### To be done
Leaving out the pictures, transcribe all of the records faithfully.

Data records
-- START --
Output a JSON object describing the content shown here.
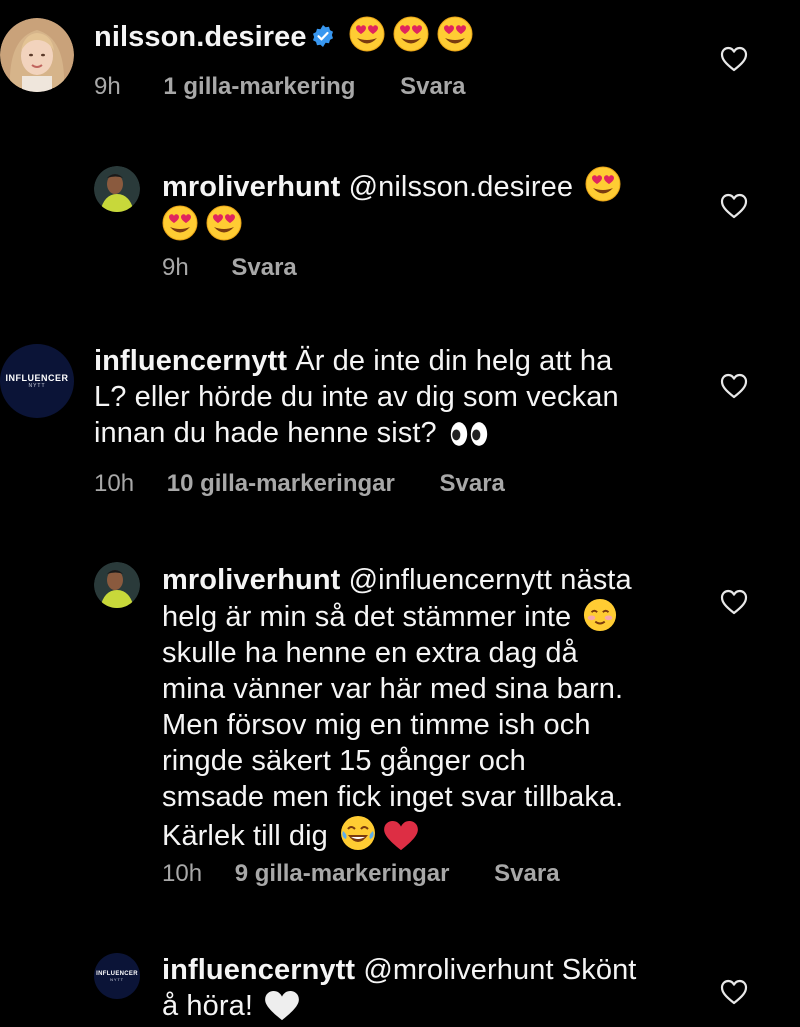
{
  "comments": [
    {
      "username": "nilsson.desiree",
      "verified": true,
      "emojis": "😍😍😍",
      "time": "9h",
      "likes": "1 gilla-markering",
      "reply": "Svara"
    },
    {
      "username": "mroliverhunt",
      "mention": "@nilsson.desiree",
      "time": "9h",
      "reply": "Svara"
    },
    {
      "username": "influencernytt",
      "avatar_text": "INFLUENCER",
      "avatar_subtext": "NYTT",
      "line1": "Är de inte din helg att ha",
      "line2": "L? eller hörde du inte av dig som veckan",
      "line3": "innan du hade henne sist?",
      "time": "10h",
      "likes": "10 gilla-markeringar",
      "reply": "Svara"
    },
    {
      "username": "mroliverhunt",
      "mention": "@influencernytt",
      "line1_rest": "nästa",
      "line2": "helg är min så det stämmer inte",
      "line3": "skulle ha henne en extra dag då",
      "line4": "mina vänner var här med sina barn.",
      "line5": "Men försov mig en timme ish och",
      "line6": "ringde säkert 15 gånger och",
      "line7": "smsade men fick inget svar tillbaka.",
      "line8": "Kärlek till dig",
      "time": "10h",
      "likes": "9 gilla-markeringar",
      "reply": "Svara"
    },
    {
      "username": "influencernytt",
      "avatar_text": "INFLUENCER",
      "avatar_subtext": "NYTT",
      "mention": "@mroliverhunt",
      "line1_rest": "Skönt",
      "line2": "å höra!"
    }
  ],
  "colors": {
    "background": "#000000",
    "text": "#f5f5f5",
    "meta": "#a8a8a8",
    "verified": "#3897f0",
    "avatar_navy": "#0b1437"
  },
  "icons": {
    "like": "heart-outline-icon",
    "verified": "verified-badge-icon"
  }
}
-- END --
### Response to this task
Output a JSON object describing the content shown here.
{
  "comments": [
    {
      "username": "nilsson.desiree",
      "verified": true,
      "emojis": "😍😍😍",
      "time": "9h",
      "likes": "1 gilla-markering",
      "reply": "Svara"
    },
    {
      "username": "mroliverhunt",
      "mention": "@nilsson.desiree",
      "time": "9h",
      "reply": "Svara"
    },
    {
      "username": "influencernytt",
      "avatar_text": "INFLUENCER",
      "avatar_subtext": "NYTT",
      "line1": "Är de inte din helg att ha",
      "line2": "L? eller hörde du inte av dig som veckan",
      "line3": "innan du hade henne sist?",
      "time": "10h",
      "likes": "10 gilla-markeringar",
      "reply": "Svara"
    },
    {
      "username": "mroliverhunt",
      "mention": "@influencernytt",
      "line1_rest": "nästa",
      "line2": "helg är min så det stämmer inte",
      "line3": "skulle ha henne en extra dag då",
      "line4": "mina vänner var här med sina barn.",
      "line5": "Men försov mig en timme ish och",
      "line6": "ringde säkert 15 gånger och",
      "line7": "smsade men fick inget svar tillbaka.",
      "line8": "Kärlek till dig",
      "time": "10h",
      "likes": "9 gilla-markeringar",
      "reply": "Svara"
    },
    {
      "username": "influencernytt",
      "avatar_text": "INFLUENCER",
      "avatar_subtext": "NYTT",
      "mention": "@mroliverhunt",
      "line1_rest": "Skönt",
      "line2": "å höra!"
    }
  ],
  "colors": {
    "background": "#000000",
    "text": "#f5f5f5",
    "meta": "#a8a8a8",
    "verified": "#3897f0",
    "avatar_navy": "#0b1437"
  },
  "icons": {
    "like": "heart-outline-icon",
    "verified": "verified-badge-icon"
  }
}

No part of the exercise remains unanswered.